Figure record listings:
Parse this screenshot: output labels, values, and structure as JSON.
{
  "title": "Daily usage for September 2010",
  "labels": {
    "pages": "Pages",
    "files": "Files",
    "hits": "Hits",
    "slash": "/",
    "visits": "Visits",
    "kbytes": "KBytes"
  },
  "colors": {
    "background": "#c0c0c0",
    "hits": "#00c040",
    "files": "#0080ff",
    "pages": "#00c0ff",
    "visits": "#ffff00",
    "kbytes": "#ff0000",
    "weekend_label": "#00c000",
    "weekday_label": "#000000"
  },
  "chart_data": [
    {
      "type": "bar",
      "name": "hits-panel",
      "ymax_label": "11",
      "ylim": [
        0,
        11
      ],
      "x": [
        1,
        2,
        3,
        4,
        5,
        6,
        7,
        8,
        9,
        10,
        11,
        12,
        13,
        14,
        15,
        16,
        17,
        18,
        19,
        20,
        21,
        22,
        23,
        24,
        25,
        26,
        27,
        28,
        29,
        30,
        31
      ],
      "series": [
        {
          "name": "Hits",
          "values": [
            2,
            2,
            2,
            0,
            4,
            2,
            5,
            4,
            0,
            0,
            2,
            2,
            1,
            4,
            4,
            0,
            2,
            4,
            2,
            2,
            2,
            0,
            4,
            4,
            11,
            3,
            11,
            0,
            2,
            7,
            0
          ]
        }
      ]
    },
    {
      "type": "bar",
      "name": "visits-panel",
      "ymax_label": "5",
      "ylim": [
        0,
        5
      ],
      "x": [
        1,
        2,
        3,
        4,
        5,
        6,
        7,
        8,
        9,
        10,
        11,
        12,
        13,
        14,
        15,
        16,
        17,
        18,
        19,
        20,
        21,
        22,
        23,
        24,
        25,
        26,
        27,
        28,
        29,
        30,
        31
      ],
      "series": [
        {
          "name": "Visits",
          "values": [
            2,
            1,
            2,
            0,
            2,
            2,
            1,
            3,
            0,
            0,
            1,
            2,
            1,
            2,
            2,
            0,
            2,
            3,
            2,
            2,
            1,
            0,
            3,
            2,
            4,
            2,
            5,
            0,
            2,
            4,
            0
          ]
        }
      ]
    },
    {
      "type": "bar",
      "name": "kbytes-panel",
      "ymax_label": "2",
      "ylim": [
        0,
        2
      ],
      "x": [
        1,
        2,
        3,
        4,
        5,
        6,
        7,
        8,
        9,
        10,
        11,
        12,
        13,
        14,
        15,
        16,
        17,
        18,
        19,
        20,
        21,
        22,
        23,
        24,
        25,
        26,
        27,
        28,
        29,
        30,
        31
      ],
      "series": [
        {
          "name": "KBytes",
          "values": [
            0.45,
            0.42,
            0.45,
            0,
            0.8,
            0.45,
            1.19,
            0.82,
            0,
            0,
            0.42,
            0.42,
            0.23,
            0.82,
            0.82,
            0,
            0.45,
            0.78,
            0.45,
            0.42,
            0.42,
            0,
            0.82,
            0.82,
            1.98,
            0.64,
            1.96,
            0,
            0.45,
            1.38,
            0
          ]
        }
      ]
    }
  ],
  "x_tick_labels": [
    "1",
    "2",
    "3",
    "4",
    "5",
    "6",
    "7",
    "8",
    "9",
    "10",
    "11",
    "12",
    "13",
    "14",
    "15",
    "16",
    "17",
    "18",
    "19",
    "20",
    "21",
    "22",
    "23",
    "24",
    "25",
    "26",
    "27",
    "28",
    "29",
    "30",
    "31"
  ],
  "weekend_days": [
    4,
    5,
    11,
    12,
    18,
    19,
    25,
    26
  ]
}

---

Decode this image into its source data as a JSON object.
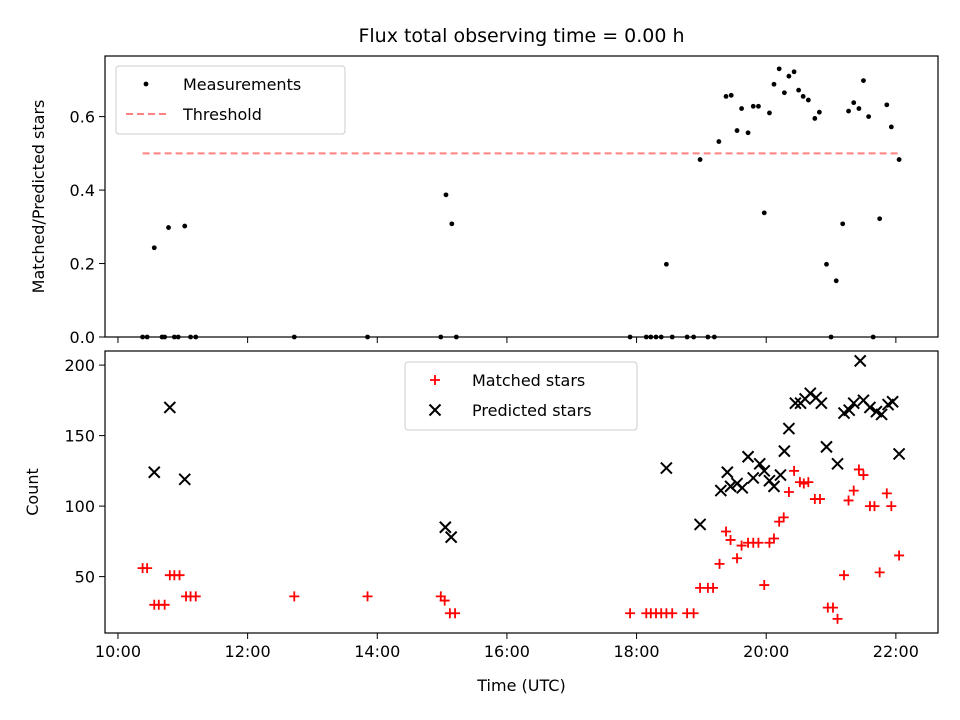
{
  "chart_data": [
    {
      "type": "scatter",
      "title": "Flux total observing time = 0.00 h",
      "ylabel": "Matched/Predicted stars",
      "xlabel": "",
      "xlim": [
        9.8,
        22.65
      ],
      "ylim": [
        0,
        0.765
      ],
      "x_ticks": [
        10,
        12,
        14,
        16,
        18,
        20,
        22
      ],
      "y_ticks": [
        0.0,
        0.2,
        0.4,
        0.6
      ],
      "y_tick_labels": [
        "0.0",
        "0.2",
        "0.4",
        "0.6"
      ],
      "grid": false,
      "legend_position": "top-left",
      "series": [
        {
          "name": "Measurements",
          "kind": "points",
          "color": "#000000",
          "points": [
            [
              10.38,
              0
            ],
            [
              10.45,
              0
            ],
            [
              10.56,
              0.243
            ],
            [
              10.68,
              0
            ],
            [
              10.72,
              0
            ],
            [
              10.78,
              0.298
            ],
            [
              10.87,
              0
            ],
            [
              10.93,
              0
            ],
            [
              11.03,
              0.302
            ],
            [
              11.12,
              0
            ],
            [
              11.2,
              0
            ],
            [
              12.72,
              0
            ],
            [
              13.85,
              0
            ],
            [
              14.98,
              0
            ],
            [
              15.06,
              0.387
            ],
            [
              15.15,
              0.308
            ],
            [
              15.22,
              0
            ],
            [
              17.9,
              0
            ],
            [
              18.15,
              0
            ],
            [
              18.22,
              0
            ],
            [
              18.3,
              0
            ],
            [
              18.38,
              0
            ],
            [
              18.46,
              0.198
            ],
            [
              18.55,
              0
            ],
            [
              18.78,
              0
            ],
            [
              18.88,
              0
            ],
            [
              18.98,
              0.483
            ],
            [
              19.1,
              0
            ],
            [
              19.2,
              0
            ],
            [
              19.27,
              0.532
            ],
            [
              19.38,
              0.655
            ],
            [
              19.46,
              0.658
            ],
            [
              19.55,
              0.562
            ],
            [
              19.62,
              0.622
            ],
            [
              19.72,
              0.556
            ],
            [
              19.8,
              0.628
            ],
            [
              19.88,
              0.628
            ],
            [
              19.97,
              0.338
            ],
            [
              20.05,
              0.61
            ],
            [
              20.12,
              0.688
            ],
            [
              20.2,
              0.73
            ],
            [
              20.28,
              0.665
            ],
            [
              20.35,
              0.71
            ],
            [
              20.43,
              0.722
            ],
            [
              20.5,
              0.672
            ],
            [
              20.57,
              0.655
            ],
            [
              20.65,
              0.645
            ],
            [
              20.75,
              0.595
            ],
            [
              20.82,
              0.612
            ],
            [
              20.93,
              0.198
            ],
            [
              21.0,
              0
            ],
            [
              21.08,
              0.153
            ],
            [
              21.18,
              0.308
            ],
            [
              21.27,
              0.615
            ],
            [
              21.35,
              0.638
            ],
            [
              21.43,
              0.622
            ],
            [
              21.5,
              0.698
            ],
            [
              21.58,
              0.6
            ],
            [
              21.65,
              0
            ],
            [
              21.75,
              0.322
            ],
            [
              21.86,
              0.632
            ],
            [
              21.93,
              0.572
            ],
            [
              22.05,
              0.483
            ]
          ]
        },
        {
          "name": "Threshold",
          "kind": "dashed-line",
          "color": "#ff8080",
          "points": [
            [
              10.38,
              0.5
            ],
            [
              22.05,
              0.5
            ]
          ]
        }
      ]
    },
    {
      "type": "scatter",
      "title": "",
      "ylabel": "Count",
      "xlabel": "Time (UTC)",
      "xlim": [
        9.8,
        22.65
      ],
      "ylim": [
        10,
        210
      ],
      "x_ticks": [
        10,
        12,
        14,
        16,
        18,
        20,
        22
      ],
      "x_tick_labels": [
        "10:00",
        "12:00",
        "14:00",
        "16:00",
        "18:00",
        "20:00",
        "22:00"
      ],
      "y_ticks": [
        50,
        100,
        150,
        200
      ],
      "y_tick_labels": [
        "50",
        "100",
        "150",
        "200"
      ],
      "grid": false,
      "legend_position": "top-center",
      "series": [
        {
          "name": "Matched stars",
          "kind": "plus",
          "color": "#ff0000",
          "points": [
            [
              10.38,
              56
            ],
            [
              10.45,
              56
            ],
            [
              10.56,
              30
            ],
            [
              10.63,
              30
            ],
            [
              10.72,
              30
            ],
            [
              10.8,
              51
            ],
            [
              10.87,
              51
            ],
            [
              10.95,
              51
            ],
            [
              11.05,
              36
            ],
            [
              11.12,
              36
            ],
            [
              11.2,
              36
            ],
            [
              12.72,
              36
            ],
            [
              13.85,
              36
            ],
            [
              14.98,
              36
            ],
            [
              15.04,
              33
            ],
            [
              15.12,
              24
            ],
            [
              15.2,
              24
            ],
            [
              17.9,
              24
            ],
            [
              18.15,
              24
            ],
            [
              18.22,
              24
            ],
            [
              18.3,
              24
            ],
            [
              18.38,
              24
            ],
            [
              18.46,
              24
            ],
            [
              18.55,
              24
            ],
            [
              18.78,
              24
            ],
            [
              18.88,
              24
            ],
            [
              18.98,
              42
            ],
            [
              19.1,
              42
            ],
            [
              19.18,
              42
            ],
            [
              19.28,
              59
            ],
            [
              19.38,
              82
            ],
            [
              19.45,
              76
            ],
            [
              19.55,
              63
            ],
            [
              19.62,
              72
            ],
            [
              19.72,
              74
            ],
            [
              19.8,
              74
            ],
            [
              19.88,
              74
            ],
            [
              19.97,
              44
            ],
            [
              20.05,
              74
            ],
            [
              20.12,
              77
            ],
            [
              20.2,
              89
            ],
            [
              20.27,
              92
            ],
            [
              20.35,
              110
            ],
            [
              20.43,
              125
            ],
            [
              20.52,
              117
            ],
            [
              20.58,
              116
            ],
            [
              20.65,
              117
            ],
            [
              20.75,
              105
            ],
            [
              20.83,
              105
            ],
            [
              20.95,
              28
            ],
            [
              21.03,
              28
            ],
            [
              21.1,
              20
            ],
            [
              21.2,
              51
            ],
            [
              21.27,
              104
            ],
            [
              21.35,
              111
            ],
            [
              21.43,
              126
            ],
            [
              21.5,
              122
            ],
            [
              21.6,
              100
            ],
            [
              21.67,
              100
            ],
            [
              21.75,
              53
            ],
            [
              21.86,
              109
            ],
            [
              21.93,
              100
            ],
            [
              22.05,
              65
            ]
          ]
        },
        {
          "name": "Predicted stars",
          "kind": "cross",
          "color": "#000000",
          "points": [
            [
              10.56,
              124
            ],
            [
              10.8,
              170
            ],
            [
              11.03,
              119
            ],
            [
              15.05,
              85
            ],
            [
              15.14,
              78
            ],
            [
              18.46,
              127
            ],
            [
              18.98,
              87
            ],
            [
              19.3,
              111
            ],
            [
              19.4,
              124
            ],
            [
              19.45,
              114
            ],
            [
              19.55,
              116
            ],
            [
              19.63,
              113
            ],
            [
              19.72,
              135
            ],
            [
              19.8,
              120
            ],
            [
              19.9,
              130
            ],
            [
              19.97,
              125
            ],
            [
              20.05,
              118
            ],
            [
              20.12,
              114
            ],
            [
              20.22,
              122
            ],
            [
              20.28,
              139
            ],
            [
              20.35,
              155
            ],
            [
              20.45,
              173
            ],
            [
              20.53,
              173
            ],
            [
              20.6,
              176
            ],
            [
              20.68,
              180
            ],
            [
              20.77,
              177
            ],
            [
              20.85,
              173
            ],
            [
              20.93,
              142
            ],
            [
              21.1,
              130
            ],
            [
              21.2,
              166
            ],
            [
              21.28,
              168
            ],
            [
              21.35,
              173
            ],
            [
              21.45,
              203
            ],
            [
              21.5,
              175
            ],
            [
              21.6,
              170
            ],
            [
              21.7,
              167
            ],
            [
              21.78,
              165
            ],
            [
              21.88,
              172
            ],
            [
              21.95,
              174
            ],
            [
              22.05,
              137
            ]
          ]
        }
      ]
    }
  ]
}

* * *

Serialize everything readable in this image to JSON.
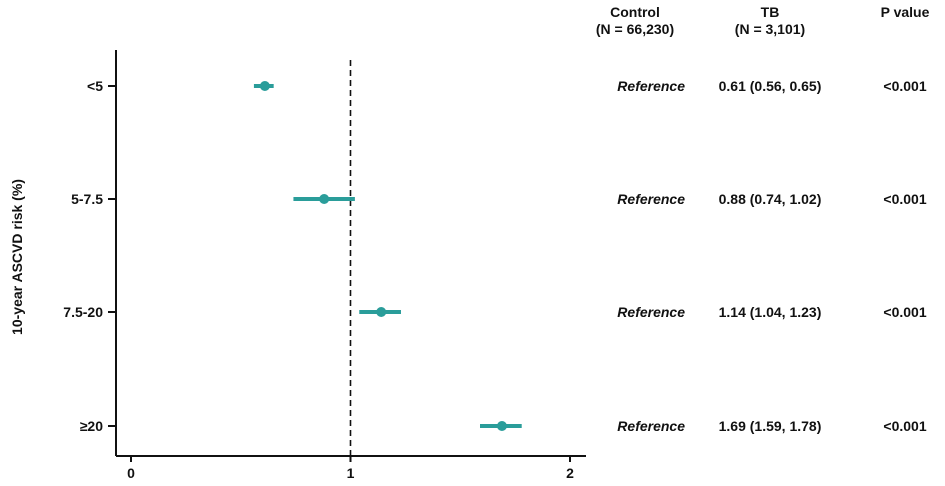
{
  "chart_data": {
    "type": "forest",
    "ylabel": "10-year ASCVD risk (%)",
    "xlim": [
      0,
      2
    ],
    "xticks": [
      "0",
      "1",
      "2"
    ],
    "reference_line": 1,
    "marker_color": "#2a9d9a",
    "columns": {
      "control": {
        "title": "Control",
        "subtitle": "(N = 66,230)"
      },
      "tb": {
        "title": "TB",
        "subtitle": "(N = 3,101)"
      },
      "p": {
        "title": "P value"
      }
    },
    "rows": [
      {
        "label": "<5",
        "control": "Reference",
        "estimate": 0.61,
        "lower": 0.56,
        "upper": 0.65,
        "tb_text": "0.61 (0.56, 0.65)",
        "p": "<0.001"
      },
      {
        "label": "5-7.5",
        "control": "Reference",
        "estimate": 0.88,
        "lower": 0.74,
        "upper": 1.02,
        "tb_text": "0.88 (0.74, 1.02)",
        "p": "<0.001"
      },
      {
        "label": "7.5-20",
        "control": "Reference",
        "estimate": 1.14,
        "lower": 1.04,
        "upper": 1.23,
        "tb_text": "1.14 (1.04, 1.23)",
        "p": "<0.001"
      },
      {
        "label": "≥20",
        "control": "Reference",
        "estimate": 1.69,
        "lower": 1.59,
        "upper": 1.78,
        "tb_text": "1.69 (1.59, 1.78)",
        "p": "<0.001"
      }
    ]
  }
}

■ **Directions**
Look over the material above and show each line where "panel" appears.

■ **Finished exercise**
      "name": "hits-panel",
      "name": "visits-panel",
      "name": "kbytes-panel",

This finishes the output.